───── Records to process

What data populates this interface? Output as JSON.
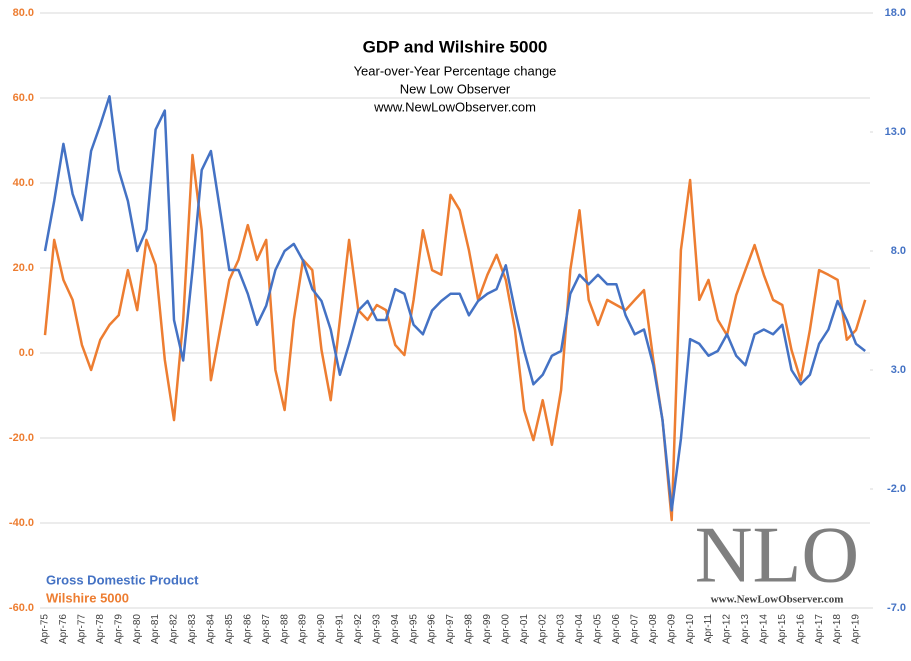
{
  "chart_data": {
    "type": "line",
    "title": "GDP and Wilshire  5000",
    "subtitle": [
      "Year-over-Year Percentage change",
      "New Low Observer",
      "www.NewLowObserver.com"
    ],
    "watermark": "NLO",
    "watermark_url": "www.NewLowObserver.com",
    "legend": "lower left",
    "grid": true,
    "categories": [
      "Apr-75",
      null,
      "Apr-76",
      null,
      "Apr-77",
      null,
      "Apr-78",
      null,
      "Apr-79",
      null,
      "Apr-80",
      null,
      "Apr-81",
      null,
      "Apr-82",
      null,
      "Apr-83",
      null,
      "Apr-84",
      null,
      "Apr-85",
      null,
      "Apr-86",
      null,
      "Apr-87",
      null,
      "Apr-88",
      null,
      "Apr-89",
      null,
      "Apr-90",
      null,
      "Apr-91",
      null,
      "Apr-92",
      null,
      "Apr-93",
      null,
      "Apr-94",
      null,
      "Apr-95",
      null,
      "Apr-96",
      null,
      "Apr-97",
      null,
      "Apr-98",
      null,
      "Apr-99",
      null,
      "Apr-00",
      null,
      "Apr-01",
      null,
      "Apr-02",
      null,
      "Apr-03",
      null,
      "Apr-04",
      null,
      "Apr-05",
      null,
      "Apr-06",
      null,
      "Apr-07",
      null,
      "Apr-08",
      null,
      "Apr-09",
      null,
      "Apr-10",
      null,
      "Apr-11",
      null,
      "Apr-12",
      null,
      "Apr-13",
      null,
      "Apr-14",
      null,
      "Apr-15",
      null,
      "Apr-16",
      null,
      "Apr-17",
      null,
      "Apr-18",
      null,
      "Apr-19",
      null
    ],
    "ylim": [
      -60,
      80
    ],
    "yticks": [
      {
        "value": -60,
        "label": "-60.0"
      },
      {
        "value": -40,
        "label": "-40.0"
      },
      {
        "value": -20,
        "label": "-20.0"
      },
      {
        "value": 0,
        "label": "0.0"
      },
      {
        "value": 20,
        "label": "20.0"
      },
      {
        "value": 40,
        "label": "40.0"
      },
      {
        "value": 60,
        "label": "60.0"
      },
      {
        "value": 80,
        "label": "80.0"
      }
    ],
    "y2lim": [
      -7,
      18
    ],
    "y2ticks": [
      {
        "value": -7,
        "label": "-7.0"
      },
      {
        "value": -2,
        "label": "-2.0"
      },
      {
        "value": 3,
        "label": "3.0"
      },
      {
        "value": 8,
        "label": "8.0"
      },
      {
        "value": 13,
        "label": "13.0"
      },
      {
        "value": 18,
        "label": "18.0"
      }
    ],
    "series": [
      {
        "name": "Gross Domestic Product",
        "color": "#4472c4",
        "axis": "y2",
        "values": [
          8.0,
          10.1,
          12.5,
          10.4,
          9.3,
          12.2,
          13.3,
          14.5,
          11.4,
          10.1,
          8.0,
          8.9,
          13.1,
          13.9,
          5.1,
          3.4,
          7.2,
          11.4,
          12.2,
          9.7,
          7.2,
          7.2,
          6.2,
          4.9,
          5.7,
          7.2,
          8.0,
          8.3,
          7.6,
          6.4,
          5.9,
          4.7,
          2.8,
          4.1,
          5.5,
          5.9,
          5.1,
          5.1,
          6.4,
          6.2,
          4.9,
          4.5,
          5.5,
          5.9,
          6.2,
          6.2,
          5.3,
          5.9,
          6.2,
          6.4,
          7.4,
          5.5,
          3.8,
          2.4,
          2.8,
          3.6,
          3.8,
          6.2,
          7.0,
          6.6,
          7.0,
          6.6,
          6.6,
          5.3,
          4.5,
          4.7,
          3.2,
          0.9,
          -2.9,
          0.1,
          4.3,
          4.1,
          3.6,
          3.8,
          4.5,
          3.6,
          3.2,
          4.5,
          4.7,
          4.5,
          4.9,
          3.0,
          2.4,
          2.8,
          4.1,
          4.7,
          5.9,
          5.1,
          4.1,
          3.8
        ]
      },
      {
        "name": "Wilshire 5000",
        "color": "#ed7d31",
        "axis": "y",
        "values": [
          4.2,
          26.6,
          17.2,
          12.5,
          1.9,
          -4.0,
          3.1,
          6.6,
          8.9,
          19.5,
          10.1,
          26.6,
          20.7,
          -1.6,
          -15.8,
          7.8,
          46.6,
          28.9,
          -6.4,
          5.4,
          17.2,
          21.9,
          30.1,
          21.9,
          26.6,
          -4.0,
          -13.4,
          7.8,
          21.9,
          19.5,
          0.7,
          -11.1,
          7.8,
          26.6,
          10.1,
          7.8,
          11.3,
          10.1,
          1.9,
          -0.5,
          12.5,
          28.9,
          19.5,
          18.4,
          37.2,
          33.6,
          24.2,
          12.5,
          18.4,
          23.1,
          17.2,
          5.4,
          -13.4,
          -20.5,
          -11.1,
          -21.6,
          -8.7,
          19.5,
          33.6,
          12.5,
          6.6,
          12.5,
          11.3,
          10.1,
          12.5,
          14.8,
          -1.6,
          -15.8,
          -39.3,
          24.2,
          40.7,
          12.5,
          17.2,
          7.8,
          4.2,
          13.6,
          19.5,
          25.4,
          18.4,
          12.5,
          11.3,
          0.7,
          -6.4,
          5.4,
          19.5,
          18.4,
          17.2,
          3.1,
          5.4,
          12.5
        ]
      }
    ]
  }
}
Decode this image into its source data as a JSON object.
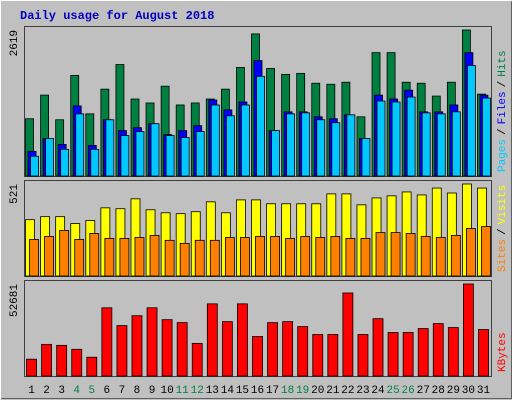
{
  "chart_data": [
    {
      "type": "bar",
      "title": "Daily usage for August 2018",
      "ylim": [
        0,
        2619
      ],
      "yticks": [
        2619
      ],
      "legend_separator": "/",
      "series": [
        {
          "name": "Hits",
          "color": "#008040",
          "values": [
            1027,
            1451,
            1009,
            1805,
            1115,
            1558,
            2000,
            1381,
            1310,
            1611,
            1274,
            1310,
            1381,
            1558,
            1947,
            2549,
            1929,
            1823,
            1841,
            1664,
            1646,
            1682,
            1062,
            2213,
            2213,
            1682,
            1664,
            1434,
            1682,
            2619,
            1469
          ]
        },
        {
          "name": "Files",
          "color": "#0000ff",
          "values": [
            443,
            673,
            566,
            1257,
            549,
            1009,
            814,
            867,
            938,
            743,
            814,
            903,
            1363,
            1186,
            1328,
            2071,
            814,
            1151,
            1151,
            1062,
            1027,
            1097,
            673,
            1451,
            1381,
            1540,
            1151,
            1151,
            1274,
            2213,
            1451
          ]
        },
        {
          "name": "Pages",
          "color": "#00c8ff",
          "values": [
            354,
            673,
            478,
            1115,
            478,
            1009,
            726,
            797,
            938,
            726,
            690,
            797,
            1274,
            1080,
            1274,
            1788,
            814,
            1115,
            1133,
            1009,
            956,
            1097,
            673,
            1345,
            1328,
            1416,
            1133,
            1115,
            1151,
            1982,
            1398
          ]
        }
      ]
    },
    {
      "type": "bar",
      "ylim": [
        0,
        521
      ],
      "yticks": [
        521
      ],
      "legend_separator": "/",
      "series": [
        {
          "name": "Visits",
          "color": "#ffff00",
          "values": [
            319,
            336,
            336,
            297,
            314,
            386,
            381,
            437,
            375,
            358,
            353,
            364,
            420,
            358,
            431,
            431,
            409,
            409,
            409,
            409,
            465,
            465,
            403,
            442,
            454,
            476,
            459,
            498,
            470,
            521,
            498
          ]
        },
        {
          "name": "Sites",
          "color": "#ff8000",
          "values": [
            207,
            224,
            258,
            207,
            241,
            213,
            213,
            218,
            230,
            202,
            185,
            202,
            202,
            218,
            218,
            224,
            224,
            213,
            224,
            218,
            224,
            213,
            213,
            246,
            246,
            241,
            224,
            218,
            230,
            269,
            280
          ]
        }
      ]
    },
    {
      "type": "bar",
      "ylim": [
        0,
        52681
      ],
      "yticks": [
        52681
      ],
      "categories": [
        "1",
        "2",
        "3",
        "4",
        "5",
        "6",
        "7",
        "8",
        "9",
        "10",
        "11",
        "12",
        "13",
        "14",
        "15",
        "16",
        "17",
        "18",
        "19",
        "20",
        "21",
        "22",
        "23",
        "24",
        "25",
        "26",
        "27",
        "28",
        "29",
        "30",
        "31"
      ],
      "category_colors": [
        "#000000",
        "#000000",
        "#000000",
        "#008040",
        "#008040",
        "#000000",
        "#000000",
        "#000000",
        "#000000",
        "#000000",
        "#008040",
        "#008040",
        "#000000",
        "#000000",
        "#000000",
        "#000000",
        "#000000",
        "#008040",
        "#008040",
        "#000000",
        "#000000",
        "#000000",
        "#000000",
        "#000000",
        "#008040",
        "#008040",
        "#000000",
        "#000000",
        "#000000",
        "#000000",
        "#000000"
      ],
      "series": [
        {
          "name": "KBytes",
          "color": "#ff0000",
          "values": [
            9622,
            18112,
            17546,
            15282,
            10754,
            39054,
            28866,
            34526,
            39054,
            32262,
            30564,
            18678,
            41318,
            31130,
            41318,
            22640,
            30564,
            31130,
            28300,
            23772,
            23772,
            47544,
            23772,
            32828,
            24904,
            24904,
            27168,
            29998,
            27734,
            52681,
            26602
          ]
        }
      ]
    }
  ]
}
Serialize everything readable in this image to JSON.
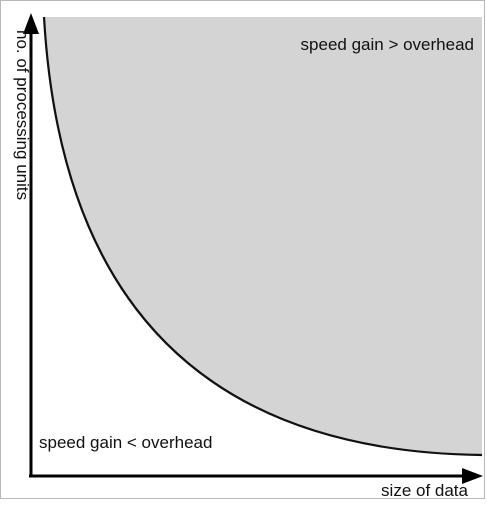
{
  "diagram": {
    "y_axis_label": "no. of processing units",
    "x_axis_label": "size of data",
    "upper_region_label": "speed gain > overhead",
    "lower_region_label": "speed gain < overhead"
  },
  "colors": {
    "region_fill": "#d4d4d4",
    "curve": "#111111",
    "axes": "#000000",
    "border": "#b8b8b8"
  }
}
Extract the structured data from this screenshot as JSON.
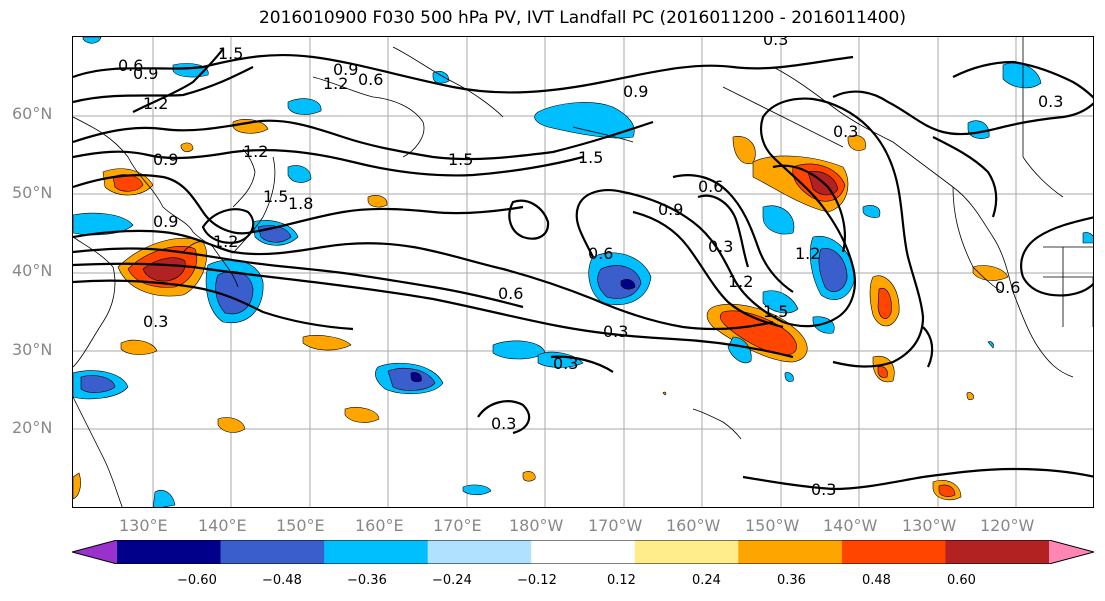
{
  "title": "2016010900 F030 500 hPa PV, IVT Landfall PC (2016011200 - 2016011400)",
  "lat_labels": [
    "60°N",
    "50°N",
    "40°N",
    "30°N",
    "20°N"
  ],
  "lon_labels": [
    "130°E",
    "140°E",
    "150°E",
    "160°E",
    "170°E",
    "180°W",
    "170°W",
    "160°W",
    "150°W",
    "140°W",
    "130°W",
    "120°W"
  ],
  "colorbar": {
    "colors": [
      "#9932cc",
      "#00008b",
      "#3a5fcd",
      "#00bfff",
      "#b0e2ff",
      "#ffffff",
      "#ffec8b",
      "#ffa500",
      "#ff4500",
      "#b22222",
      "#ff86b4"
    ],
    "ticks": [
      "−0.60",
      "−0.48",
      "−0.36",
      "−0.24",
      "−0.12",
      "0.12",
      "0.24",
      "0.36",
      "0.48",
      "0.60"
    ]
  },
  "contour_labels": [
    "0.6",
    "0.9",
    "1.2",
    "1.5",
    "0.6",
    "0.9",
    "1.2",
    "0.9",
    "1.2",
    "1.5",
    "1.8",
    "0.9",
    "1.2",
    "1.5",
    "1.5",
    "0.9",
    "0.6",
    "0.9",
    "0.3",
    "0.6",
    "0.6",
    "0.3",
    "1.2",
    "1.2",
    "1.5",
    "0.3",
    "0.3",
    "0.3",
    "0.3",
    "0.3",
    "0.3",
    "0.6",
    "0.3"
  ]
}
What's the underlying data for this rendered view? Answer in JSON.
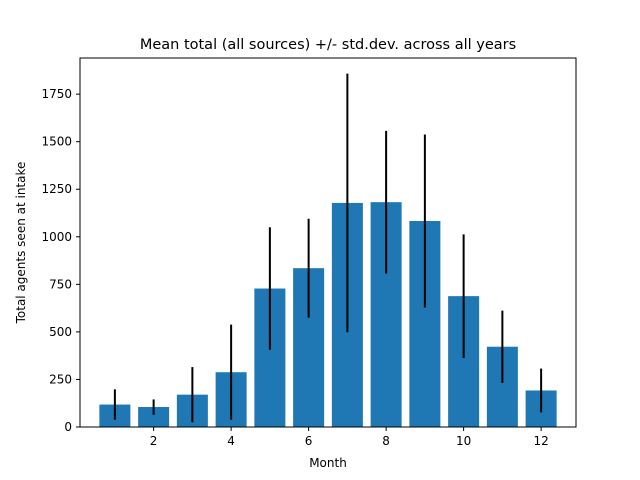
{
  "chart_data": {
    "type": "bar",
    "title": "Mean total (all sources) +/- std.dev. across all years",
    "xlabel": "Month",
    "ylabel": "Total agents seen at intake",
    "x": [
      1,
      2,
      3,
      4,
      5,
      6,
      7,
      8,
      9,
      10,
      11,
      12
    ],
    "values": [
      118,
      105,
      170,
      288,
      728,
      835,
      1178,
      1182,
      1083,
      688,
      422,
      192
    ],
    "error": [
      80,
      40,
      145,
      250,
      322,
      260,
      680,
      375,
      455,
      325,
      190,
      115
    ],
    "xlim": [
      0.1,
      12.9
    ],
    "ylim": [
      0,
      1940
    ],
    "xticks": [
      2,
      4,
      6,
      8,
      10,
      12
    ],
    "yticks": [
      0,
      250,
      500,
      750,
      1000,
      1250,
      1500,
      1750
    ],
    "bar_width": 0.8,
    "grid": false,
    "colors": {
      "bar": "#1f77b4",
      "errorbar": "#000000",
      "axis": "#000000"
    }
  }
}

──────────

Task directions →
Find every line in the records above that holds the word "this", and copy each one.

Result of the task →
What data populates this interface? Output as JSON.
Decode this image into its source data as a JSON object.
Serialize everything readable in this image to JSON.
Extract the structured data from this screenshot as JSON.
What's the underlying data for this rendered view? Answer in JSON.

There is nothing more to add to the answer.